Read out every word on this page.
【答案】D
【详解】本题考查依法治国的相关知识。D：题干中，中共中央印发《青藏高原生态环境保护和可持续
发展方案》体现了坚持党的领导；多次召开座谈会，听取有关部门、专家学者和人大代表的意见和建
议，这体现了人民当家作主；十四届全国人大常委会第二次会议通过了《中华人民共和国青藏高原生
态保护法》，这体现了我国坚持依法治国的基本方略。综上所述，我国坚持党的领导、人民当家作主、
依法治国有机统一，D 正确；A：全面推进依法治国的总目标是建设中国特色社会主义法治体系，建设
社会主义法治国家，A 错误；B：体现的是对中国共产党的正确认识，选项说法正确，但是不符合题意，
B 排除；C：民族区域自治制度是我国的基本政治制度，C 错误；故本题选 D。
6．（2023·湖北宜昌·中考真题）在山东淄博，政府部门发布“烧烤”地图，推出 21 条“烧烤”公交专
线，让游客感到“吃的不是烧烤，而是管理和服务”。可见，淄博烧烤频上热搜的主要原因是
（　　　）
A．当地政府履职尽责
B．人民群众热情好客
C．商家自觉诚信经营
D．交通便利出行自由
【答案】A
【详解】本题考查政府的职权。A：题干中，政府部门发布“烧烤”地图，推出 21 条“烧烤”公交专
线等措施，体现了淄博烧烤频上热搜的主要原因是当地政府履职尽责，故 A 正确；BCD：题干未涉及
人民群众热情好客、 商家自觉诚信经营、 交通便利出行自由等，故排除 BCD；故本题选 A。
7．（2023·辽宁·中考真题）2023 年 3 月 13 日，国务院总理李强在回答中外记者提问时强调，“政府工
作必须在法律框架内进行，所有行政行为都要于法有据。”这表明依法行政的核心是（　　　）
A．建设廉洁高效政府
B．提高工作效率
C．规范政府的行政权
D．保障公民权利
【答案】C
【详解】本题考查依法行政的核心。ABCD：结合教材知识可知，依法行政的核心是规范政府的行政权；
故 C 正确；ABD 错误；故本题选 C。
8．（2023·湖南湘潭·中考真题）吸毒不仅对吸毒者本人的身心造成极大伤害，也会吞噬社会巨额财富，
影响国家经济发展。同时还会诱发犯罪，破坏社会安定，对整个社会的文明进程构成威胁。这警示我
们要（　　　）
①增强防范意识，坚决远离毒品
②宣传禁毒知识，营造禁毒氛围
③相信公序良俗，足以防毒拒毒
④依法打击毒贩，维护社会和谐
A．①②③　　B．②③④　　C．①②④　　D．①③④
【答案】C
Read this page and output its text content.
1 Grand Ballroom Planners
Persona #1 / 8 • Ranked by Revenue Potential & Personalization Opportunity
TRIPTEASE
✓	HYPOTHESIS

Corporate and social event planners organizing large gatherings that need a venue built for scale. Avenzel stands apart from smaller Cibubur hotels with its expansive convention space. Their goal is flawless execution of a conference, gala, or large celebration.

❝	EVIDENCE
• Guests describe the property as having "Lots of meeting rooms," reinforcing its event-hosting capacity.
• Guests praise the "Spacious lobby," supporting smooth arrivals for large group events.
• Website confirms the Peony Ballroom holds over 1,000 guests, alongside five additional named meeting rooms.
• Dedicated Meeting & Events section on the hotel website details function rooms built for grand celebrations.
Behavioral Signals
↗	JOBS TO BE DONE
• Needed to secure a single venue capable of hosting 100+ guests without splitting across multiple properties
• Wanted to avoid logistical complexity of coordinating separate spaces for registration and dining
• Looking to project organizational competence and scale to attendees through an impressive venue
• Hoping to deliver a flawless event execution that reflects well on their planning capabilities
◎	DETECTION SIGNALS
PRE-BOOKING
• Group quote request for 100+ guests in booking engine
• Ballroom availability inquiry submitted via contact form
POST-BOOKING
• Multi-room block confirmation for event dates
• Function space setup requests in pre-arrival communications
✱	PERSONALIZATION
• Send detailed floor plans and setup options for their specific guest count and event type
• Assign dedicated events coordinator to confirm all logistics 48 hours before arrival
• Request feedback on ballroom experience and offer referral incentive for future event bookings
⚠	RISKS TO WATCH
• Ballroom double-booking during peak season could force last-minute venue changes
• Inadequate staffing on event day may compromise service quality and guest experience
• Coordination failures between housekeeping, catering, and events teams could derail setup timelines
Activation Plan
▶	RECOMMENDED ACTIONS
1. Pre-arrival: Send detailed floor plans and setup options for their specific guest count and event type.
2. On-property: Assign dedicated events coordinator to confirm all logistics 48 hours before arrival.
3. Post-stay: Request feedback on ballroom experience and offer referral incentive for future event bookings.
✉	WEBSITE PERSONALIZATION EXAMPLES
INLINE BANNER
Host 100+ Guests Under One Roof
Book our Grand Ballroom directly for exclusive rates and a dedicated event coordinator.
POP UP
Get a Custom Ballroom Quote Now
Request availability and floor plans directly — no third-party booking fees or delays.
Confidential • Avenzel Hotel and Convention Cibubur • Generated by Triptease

* * * * *

• WHAT YOU HAVE TO DO
Pull out all lines from the entries above in which the word "page" appears.

• RESULT BELOW
Read out every word on this page.
Read this page and output its text content.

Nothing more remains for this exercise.